===== Records to use

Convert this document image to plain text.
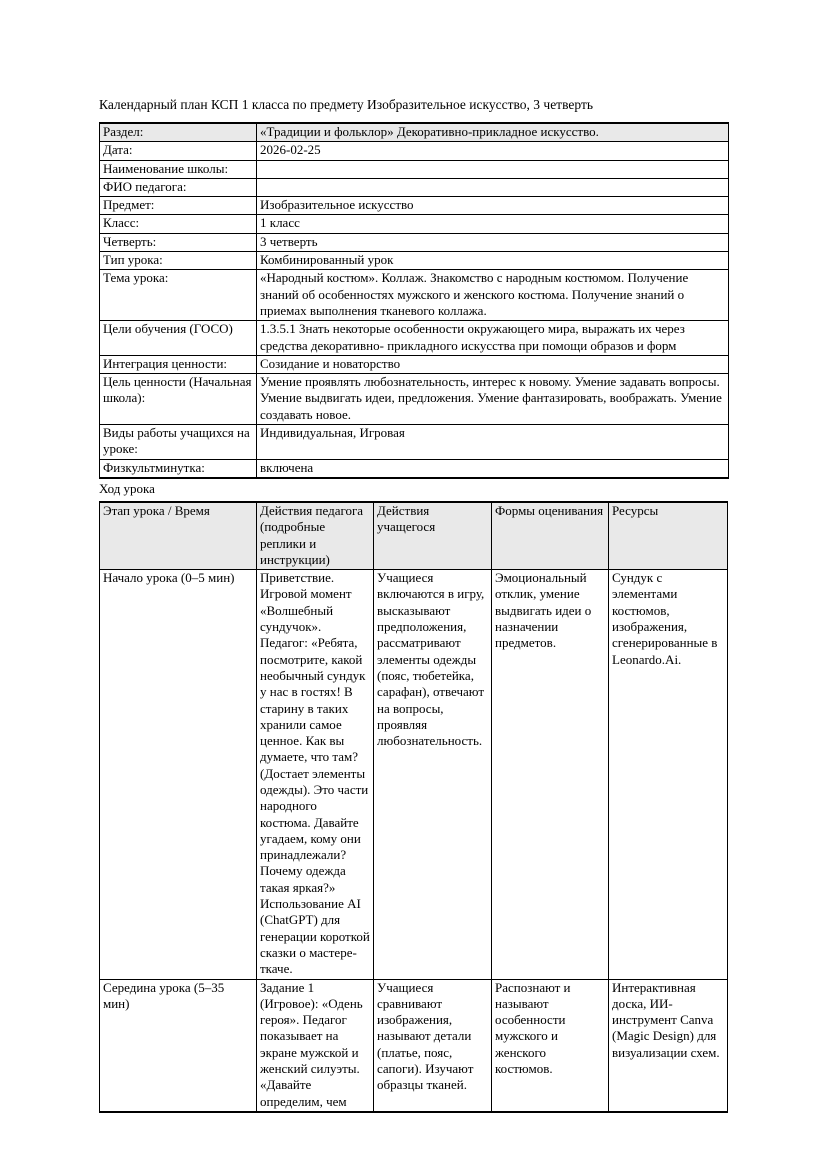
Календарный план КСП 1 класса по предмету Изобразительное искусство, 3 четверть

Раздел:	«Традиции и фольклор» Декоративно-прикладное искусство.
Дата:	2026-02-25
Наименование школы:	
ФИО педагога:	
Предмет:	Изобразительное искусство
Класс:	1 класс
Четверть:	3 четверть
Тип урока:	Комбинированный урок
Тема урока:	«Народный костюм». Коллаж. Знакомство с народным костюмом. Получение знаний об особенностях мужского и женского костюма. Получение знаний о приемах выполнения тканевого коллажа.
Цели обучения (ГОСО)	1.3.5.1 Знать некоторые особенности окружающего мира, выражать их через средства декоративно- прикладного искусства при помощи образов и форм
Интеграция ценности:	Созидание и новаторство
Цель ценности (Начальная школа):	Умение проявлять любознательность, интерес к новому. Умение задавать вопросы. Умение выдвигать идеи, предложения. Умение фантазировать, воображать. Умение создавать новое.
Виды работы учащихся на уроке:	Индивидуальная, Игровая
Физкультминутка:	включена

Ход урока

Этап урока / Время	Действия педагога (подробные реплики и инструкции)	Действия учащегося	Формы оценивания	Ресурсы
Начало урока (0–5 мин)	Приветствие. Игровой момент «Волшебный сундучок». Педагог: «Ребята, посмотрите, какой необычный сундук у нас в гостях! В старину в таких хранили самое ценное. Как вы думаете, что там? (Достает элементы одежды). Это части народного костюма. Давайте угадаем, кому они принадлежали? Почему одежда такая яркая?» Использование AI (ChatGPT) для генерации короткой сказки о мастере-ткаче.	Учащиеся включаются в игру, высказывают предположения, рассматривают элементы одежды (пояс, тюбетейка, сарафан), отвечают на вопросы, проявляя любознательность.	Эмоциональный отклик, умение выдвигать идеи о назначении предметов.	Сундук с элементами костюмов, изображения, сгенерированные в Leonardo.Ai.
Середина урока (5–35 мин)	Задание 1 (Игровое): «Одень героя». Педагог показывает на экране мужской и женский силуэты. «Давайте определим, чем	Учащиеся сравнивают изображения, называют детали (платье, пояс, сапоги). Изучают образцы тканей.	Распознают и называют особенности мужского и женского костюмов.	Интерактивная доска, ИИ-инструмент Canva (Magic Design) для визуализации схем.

==========

* The task
Looking at the material above, count the lines that hold "Изобразительное" and give the total alone.

* In response
2